— Exercise description —
Return all the data, word for word.

— Provided data —
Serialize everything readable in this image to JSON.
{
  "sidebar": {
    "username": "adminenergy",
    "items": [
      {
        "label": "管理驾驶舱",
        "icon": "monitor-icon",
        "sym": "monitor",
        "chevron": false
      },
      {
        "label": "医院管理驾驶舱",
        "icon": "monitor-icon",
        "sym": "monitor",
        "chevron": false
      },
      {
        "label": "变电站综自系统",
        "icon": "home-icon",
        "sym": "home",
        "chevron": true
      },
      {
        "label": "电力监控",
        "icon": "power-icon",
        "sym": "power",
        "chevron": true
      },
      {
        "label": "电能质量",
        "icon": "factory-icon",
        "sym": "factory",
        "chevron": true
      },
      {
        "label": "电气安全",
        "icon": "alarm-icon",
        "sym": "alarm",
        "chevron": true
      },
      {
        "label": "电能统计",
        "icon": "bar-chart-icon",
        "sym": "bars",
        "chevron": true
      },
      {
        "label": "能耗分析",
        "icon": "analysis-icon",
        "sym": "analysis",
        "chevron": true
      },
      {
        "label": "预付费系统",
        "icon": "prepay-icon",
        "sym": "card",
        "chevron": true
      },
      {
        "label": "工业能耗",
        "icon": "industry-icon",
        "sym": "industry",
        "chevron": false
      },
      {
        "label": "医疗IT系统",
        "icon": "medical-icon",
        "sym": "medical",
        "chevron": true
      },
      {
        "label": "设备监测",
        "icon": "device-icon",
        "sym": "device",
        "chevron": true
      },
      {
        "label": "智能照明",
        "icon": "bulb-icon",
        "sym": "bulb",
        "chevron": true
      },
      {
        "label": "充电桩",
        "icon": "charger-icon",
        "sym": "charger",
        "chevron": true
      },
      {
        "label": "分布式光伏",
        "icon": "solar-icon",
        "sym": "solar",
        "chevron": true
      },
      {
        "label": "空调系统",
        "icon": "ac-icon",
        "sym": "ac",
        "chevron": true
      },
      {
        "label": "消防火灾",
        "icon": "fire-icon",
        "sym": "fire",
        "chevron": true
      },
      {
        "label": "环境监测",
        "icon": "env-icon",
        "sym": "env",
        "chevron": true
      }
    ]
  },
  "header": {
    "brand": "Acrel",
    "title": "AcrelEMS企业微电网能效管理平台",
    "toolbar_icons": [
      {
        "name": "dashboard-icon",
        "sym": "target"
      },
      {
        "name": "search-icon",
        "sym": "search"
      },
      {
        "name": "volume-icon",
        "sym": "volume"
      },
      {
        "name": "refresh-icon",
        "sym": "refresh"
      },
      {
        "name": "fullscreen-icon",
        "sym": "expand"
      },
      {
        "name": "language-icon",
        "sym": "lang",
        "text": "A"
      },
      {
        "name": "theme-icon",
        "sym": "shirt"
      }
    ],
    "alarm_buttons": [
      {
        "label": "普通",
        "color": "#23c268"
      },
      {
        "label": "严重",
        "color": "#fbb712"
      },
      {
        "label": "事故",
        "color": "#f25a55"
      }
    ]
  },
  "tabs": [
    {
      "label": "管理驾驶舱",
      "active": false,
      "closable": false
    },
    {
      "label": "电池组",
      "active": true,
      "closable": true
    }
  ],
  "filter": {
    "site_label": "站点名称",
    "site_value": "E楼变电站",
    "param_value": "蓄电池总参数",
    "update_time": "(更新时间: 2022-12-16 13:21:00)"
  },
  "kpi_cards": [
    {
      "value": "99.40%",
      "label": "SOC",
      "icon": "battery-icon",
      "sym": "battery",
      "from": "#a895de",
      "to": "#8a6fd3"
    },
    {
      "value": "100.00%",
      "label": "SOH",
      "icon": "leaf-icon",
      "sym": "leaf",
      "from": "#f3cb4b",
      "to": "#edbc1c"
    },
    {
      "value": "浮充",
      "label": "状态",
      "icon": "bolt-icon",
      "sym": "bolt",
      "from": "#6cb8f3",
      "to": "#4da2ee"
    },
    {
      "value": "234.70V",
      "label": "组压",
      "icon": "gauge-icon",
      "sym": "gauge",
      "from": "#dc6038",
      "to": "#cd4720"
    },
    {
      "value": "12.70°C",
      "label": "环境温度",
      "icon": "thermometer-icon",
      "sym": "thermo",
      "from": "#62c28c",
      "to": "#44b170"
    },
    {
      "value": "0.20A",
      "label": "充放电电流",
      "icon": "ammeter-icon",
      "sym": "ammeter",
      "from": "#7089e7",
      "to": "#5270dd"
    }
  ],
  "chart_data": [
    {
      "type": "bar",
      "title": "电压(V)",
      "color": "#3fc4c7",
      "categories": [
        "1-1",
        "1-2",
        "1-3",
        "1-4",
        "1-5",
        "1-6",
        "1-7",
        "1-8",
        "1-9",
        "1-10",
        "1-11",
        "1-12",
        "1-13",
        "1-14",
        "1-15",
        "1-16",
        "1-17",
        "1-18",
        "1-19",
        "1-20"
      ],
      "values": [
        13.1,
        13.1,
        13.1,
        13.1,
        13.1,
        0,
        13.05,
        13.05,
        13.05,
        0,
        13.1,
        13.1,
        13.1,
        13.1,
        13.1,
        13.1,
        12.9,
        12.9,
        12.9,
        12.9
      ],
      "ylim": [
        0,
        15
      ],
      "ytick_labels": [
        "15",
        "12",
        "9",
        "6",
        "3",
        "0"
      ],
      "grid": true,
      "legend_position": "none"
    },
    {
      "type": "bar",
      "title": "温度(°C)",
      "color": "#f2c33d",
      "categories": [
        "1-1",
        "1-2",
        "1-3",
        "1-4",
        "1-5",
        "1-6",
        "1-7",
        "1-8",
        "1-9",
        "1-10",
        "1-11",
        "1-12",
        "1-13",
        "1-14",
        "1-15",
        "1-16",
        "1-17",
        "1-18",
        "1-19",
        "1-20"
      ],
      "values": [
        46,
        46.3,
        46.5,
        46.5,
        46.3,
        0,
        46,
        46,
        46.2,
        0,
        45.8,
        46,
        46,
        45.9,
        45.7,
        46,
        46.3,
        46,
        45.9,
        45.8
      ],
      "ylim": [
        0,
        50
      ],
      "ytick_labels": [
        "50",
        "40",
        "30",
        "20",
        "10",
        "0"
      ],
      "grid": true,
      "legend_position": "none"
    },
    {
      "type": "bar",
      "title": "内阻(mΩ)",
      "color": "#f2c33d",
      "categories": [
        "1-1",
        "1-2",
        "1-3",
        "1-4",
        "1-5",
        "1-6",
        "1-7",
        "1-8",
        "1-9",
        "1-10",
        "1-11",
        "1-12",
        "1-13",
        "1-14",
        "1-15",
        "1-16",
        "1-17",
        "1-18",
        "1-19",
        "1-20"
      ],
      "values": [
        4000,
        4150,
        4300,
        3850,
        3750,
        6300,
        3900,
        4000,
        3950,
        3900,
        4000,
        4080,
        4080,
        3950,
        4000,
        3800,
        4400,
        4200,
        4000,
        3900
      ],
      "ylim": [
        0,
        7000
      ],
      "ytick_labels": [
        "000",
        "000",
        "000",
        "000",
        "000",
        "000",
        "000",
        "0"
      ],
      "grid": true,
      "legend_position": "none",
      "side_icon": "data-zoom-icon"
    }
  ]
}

— Complete response —
Serialize everything readable in this image to JSON.
{
  "sidebar": {
    "username": "adminenergy",
    "items": [
      {
        "label": "管理驾驶舱",
        "icon": "monitor-icon",
        "sym": "monitor",
        "chevron": false
      },
      {
        "label": "医院管理驾驶舱",
        "icon": "monitor-icon",
        "sym": "monitor",
        "chevron": false
      },
      {
        "label": "变电站综自系统",
        "icon": "home-icon",
        "sym": "home",
        "chevron": true
      },
      {
        "label": "电力监控",
        "icon": "power-icon",
        "sym": "power",
        "chevron": true
      },
      {
        "label": "电能质量",
        "icon": "factory-icon",
        "sym": "factory",
        "chevron": true
      },
      {
        "label": "电气安全",
        "icon": "alarm-icon",
        "sym": "alarm",
        "chevron": true
      },
      {
        "label": "电能统计",
        "icon": "bar-chart-icon",
        "sym": "bars",
        "chevron": true
      },
      {
        "label": "能耗分析",
        "icon": "analysis-icon",
        "sym": "analysis",
        "chevron": true
      },
      {
        "label": "预付费系统",
        "icon": "prepay-icon",
        "sym": "card",
        "chevron": true
      },
      {
        "label": "工业能耗",
        "icon": "industry-icon",
        "sym": "industry",
        "chevron": false
      },
      {
        "label": "医疗IT系统",
        "icon": "medical-icon",
        "sym": "medical",
        "chevron": true
      },
      {
        "label": "设备监测",
        "icon": "device-icon",
        "sym": "device",
        "chevron": true
      },
      {
        "label": "智能照明",
        "icon": "bulb-icon",
        "sym": "bulb",
        "chevron": true
      },
      {
        "label": "充电桩",
        "icon": "charger-icon",
        "sym": "charger",
        "chevron": true
      },
      {
        "label": "分布式光伏",
        "icon": "solar-icon",
        "sym": "solar",
        "chevron": true
      },
      {
        "label": "空调系统",
        "icon": "ac-icon",
        "sym": "ac",
        "chevron": true
      },
      {
        "label": "消防火灾",
        "icon": "fire-icon",
        "sym": "fire",
        "chevron": true
      },
      {
        "label": "环境监测",
        "icon": "env-icon",
        "sym": "env",
        "chevron": true
      }
    ]
  },
  "header": {
    "brand": "Acrel",
    "title": "AcrelEMS企业微电网能效管理平台",
    "toolbar_icons": [
      {
        "name": "dashboard-icon",
        "sym": "target"
      },
      {
        "name": "search-icon",
        "sym": "search"
      },
      {
        "name": "volume-icon",
        "sym": "volume"
      },
      {
        "name": "refresh-icon",
        "sym": "refresh"
      },
      {
        "name": "fullscreen-icon",
        "sym": "expand"
      },
      {
        "name": "language-icon",
        "sym": "lang",
        "text": "A"
      },
      {
        "name": "theme-icon",
        "sym": "shirt"
      }
    ],
    "alarm_buttons": [
      {
        "label": "普通",
        "color": "#23c268"
      },
      {
        "label": "严重",
        "color": "#fbb712"
      },
      {
        "label": "事故",
        "color": "#f25a55"
      }
    ]
  },
  "tabs": [
    {
      "label": "管理驾驶舱",
      "active": false,
      "closable": false
    },
    {
      "label": "电池组",
      "active": true,
      "closable": true
    }
  ],
  "filter": {
    "site_label": "站点名称",
    "site_value": "E楼变电站",
    "param_value": "蓄电池总参数",
    "update_time": "(更新时间: 2022-12-16 13:21:00)"
  },
  "kpi_cards": [
    {
      "value": "99.40%",
      "label": "SOC",
      "icon": "battery-icon",
      "sym": "battery",
      "from": "#a895de",
      "to": "#8a6fd3"
    },
    {
      "value": "100.00%",
      "label": "SOH",
      "icon": "leaf-icon",
      "sym": "leaf",
      "from": "#f3cb4b",
      "to": "#edbc1c"
    },
    {
      "value": "浮充",
      "label": "状态",
      "icon": "bolt-icon",
      "sym": "bolt",
      "from": "#6cb8f3",
      "to": "#4da2ee"
    },
    {
      "value": "234.70V",
      "label": "组压",
      "icon": "gauge-icon",
      "sym": "gauge",
      "from": "#dc6038",
      "to": "#cd4720"
    },
    {
      "value": "12.70°C",
      "label": "环境温度",
      "icon": "thermometer-icon",
      "sym": "thermo",
      "from": "#62c28c",
      "to": "#44b170"
    },
    {
      "value": "0.20A",
      "label": "充放电电流",
      "icon": "ammeter-icon",
      "sym": "ammeter",
      "from": "#7089e7",
      "to": "#5270dd"
    }
  ],
  "chart_data": [
    {
      "type": "bar",
      "title": "电压(V)",
      "color": "#3fc4c7",
      "categories": [
        "1-1",
        "1-2",
        "1-3",
        "1-4",
        "1-5",
        "1-6",
        "1-7",
        "1-8",
        "1-9",
        "1-10",
        "1-11",
        "1-12",
        "1-13",
        "1-14",
        "1-15",
        "1-16",
        "1-17",
        "1-18",
        "1-19",
        "1-20"
      ],
      "values": [
        13.1,
        13.1,
        13.1,
        13.1,
        13.1,
        0,
        13.05,
        13.05,
        13.05,
        0,
        13.1,
        13.1,
        13.1,
        13.1,
        13.1,
        13.1,
        12.9,
        12.9,
        12.9,
        12.9
      ],
      "ylim": [
        0,
        15
      ],
      "ytick_labels": [
        "15",
        "12",
        "9",
        "6",
        "3",
        "0"
      ],
      "grid": true,
      "legend_position": "none"
    },
    {
      "type": "bar",
      "title": "温度(°C)",
      "color": "#f2c33d",
      "categories": [
        "1-1",
        "1-2",
        "1-3",
        "1-4",
        "1-5",
        "1-6",
        "1-7",
        "1-8",
        "1-9",
        "1-10",
        "1-11",
        "1-12",
        "1-13",
        "1-14",
        "1-15",
        "1-16",
        "1-17",
        "1-18",
        "1-19",
        "1-20"
      ],
      "values": [
        46,
        46.3,
        46.5,
        46.5,
        46.3,
        0,
        46,
        46,
        46.2,
        0,
        45.8,
        46,
        46,
        45.9,
        45.7,
        46,
        46.3,
        46,
        45.9,
        45.8
      ],
      "ylim": [
        0,
        50
      ],
      "ytick_labels": [
        "50",
        "40",
        "30",
        "20",
        "10",
        "0"
      ],
      "grid": true,
      "legend_position": "none"
    },
    {
      "type": "bar",
      "title": "内阻(mΩ)",
      "color": "#f2c33d",
      "categories": [
        "1-1",
        "1-2",
        "1-3",
        "1-4",
        "1-5",
        "1-6",
        "1-7",
        "1-8",
        "1-9",
        "1-10",
        "1-11",
        "1-12",
        "1-13",
        "1-14",
        "1-15",
        "1-16",
        "1-17",
        "1-18",
        "1-19",
        "1-20"
      ],
      "values": [
        4000,
        4150,
        4300,
        3850,
        3750,
        6300,
        3900,
        4000,
        3950,
        3900,
        4000,
        4080,
        4080,
        3950,
        4000,
        3800,
        4400,
        4200,
        4000,
        3900
      ],
      "ylim": [
        0,
        7000
      ],
      "ytick_labels": [
        "000",
        "000",
        "000",
        "000",
        "000",
        "000",
        "000",
        "0"
      ],
      "grid": true,
      "legend_position": "none",
      "side_icon": "data-zoom-icon"
    }
  ]
}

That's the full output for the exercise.